» **Text**:

++++++++++

This one is much simpler. Maybe because the lawyers being used are not too
good.

https://www.courtlistener.com/docket/67538258/tremblay-v-openai-inc/

Authors claim a lot of stuff, basically a generic shotgun of copyright
claims, but all secondary claims get dismissed by the court at pre-trial
stage due to bad legal reasoning and failing to detail or prove any actual
wrongdoing. And specifically a claim that all outputs from a LLM are
derived works of all inputs is dismissed based on already decided case law.

Only the claim of direct copyright infringement of using a text of a book
in the training process of a model still stands to avait the actual trial.

++++++++++

» **Material shown**:
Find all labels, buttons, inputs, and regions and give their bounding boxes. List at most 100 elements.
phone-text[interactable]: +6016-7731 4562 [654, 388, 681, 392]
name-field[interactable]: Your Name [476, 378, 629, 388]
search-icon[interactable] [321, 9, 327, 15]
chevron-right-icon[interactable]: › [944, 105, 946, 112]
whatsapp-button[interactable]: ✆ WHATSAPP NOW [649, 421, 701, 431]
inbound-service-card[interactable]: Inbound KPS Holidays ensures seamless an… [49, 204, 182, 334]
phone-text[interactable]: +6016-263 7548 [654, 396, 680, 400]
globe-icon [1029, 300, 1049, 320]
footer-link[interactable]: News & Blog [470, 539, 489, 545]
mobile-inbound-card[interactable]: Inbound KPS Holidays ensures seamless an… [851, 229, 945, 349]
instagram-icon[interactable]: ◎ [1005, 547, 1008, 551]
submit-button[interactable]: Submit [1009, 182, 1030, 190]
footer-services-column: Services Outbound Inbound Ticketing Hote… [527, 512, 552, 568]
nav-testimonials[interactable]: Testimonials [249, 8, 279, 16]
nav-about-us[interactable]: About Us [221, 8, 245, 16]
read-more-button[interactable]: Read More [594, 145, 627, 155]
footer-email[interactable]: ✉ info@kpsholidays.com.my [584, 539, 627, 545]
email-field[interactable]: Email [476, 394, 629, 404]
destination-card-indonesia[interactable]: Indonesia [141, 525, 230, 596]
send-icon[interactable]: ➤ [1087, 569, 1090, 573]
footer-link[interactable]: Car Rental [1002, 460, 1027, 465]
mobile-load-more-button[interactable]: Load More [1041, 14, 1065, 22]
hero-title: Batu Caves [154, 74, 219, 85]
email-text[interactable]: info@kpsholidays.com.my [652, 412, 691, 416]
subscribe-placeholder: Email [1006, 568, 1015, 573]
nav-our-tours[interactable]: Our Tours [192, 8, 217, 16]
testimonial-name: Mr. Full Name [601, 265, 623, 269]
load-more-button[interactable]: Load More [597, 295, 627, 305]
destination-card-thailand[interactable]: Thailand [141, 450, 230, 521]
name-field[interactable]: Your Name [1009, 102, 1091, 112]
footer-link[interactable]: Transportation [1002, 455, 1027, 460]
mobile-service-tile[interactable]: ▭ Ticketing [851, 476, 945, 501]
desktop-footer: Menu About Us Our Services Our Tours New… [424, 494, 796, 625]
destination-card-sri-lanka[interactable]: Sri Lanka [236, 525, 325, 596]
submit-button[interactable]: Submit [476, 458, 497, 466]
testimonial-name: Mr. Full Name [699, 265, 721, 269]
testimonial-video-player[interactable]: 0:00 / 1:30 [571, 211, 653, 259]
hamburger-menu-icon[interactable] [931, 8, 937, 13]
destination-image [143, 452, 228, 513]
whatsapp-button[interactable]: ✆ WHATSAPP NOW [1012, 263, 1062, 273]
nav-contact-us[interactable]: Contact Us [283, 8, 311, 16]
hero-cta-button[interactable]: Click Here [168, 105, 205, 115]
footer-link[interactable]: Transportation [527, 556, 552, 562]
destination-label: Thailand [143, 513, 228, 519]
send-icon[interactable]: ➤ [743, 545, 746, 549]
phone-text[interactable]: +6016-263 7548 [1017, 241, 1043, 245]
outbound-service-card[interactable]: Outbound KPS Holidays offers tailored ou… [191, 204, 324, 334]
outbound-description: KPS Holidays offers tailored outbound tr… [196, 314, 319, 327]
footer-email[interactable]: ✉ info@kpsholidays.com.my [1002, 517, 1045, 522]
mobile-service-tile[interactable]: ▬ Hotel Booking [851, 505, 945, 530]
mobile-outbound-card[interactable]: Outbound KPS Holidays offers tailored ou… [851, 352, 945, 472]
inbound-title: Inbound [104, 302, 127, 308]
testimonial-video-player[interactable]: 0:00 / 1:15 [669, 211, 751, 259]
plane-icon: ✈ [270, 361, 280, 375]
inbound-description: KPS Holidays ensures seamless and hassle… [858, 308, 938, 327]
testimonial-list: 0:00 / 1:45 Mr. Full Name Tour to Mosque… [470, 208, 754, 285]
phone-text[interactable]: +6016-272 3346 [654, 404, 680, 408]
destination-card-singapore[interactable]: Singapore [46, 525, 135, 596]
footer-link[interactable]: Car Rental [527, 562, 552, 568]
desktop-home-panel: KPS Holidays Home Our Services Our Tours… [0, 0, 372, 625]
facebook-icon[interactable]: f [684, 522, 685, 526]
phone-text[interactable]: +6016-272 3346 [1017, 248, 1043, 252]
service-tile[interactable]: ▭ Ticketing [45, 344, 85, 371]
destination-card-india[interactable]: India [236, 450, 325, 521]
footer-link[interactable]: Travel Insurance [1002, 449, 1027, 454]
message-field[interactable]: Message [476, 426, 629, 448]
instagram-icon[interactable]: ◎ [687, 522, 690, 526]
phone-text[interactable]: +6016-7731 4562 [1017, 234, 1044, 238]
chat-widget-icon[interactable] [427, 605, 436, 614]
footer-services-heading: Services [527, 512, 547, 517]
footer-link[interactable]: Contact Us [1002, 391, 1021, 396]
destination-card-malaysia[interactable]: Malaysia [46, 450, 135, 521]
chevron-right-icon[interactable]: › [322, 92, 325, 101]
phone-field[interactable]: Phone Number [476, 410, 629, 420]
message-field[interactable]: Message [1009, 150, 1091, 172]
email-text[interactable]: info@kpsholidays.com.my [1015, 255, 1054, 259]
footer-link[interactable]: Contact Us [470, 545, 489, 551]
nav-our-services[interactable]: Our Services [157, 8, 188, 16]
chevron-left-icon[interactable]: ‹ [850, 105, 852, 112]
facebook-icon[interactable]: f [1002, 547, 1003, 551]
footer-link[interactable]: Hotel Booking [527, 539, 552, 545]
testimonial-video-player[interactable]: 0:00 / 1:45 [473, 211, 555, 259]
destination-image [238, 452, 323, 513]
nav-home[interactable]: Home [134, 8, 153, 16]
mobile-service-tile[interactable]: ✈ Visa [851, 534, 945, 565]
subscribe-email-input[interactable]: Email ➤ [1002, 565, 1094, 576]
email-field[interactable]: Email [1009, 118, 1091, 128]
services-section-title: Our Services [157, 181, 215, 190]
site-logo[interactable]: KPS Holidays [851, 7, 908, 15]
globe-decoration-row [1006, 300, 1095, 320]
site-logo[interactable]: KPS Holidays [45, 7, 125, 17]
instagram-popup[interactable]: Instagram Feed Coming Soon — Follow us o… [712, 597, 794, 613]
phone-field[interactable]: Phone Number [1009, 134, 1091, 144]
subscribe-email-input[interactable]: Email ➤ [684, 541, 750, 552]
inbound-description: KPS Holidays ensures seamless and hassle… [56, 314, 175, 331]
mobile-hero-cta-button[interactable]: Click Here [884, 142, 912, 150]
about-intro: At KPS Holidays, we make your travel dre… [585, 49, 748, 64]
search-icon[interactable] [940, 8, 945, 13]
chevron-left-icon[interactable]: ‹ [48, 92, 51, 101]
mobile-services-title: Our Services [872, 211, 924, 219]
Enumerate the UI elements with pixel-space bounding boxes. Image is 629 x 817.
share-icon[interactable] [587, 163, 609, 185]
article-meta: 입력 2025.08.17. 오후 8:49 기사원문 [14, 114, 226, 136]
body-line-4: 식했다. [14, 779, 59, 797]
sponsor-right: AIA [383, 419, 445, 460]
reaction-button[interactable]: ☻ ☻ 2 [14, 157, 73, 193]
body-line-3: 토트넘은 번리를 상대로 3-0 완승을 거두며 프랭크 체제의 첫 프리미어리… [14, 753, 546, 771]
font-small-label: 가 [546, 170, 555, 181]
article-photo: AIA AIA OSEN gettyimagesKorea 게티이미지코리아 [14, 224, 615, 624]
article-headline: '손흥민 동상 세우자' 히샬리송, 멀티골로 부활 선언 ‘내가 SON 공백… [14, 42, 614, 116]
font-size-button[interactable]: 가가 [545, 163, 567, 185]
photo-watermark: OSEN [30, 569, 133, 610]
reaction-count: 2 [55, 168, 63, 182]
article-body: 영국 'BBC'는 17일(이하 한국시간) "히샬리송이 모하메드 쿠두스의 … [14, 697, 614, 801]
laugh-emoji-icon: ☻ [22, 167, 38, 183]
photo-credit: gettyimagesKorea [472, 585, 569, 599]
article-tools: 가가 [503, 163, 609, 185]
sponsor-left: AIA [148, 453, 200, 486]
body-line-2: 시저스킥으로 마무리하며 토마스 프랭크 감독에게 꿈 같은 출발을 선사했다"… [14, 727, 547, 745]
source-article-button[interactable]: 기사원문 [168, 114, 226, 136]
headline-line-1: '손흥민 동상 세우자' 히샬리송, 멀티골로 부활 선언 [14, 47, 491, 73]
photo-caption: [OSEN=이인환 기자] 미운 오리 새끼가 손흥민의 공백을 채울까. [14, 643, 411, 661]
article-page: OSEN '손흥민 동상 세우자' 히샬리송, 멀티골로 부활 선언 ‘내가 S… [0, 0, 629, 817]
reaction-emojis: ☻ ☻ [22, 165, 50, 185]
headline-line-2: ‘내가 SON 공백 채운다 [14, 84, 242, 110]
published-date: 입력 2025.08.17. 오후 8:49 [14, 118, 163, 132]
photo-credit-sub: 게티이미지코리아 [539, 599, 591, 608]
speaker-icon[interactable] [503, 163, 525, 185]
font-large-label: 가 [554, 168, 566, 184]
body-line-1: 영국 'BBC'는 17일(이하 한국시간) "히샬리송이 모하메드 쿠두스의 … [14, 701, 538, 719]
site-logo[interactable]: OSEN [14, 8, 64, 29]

++++++++++

» **What you have to do**:
In the text about the authors' copyright lawsuit, which claim still stands for the actual trial?

» **Expected answer**:
The claim of direct copyright infringement for using the text of a book in the training process of a model.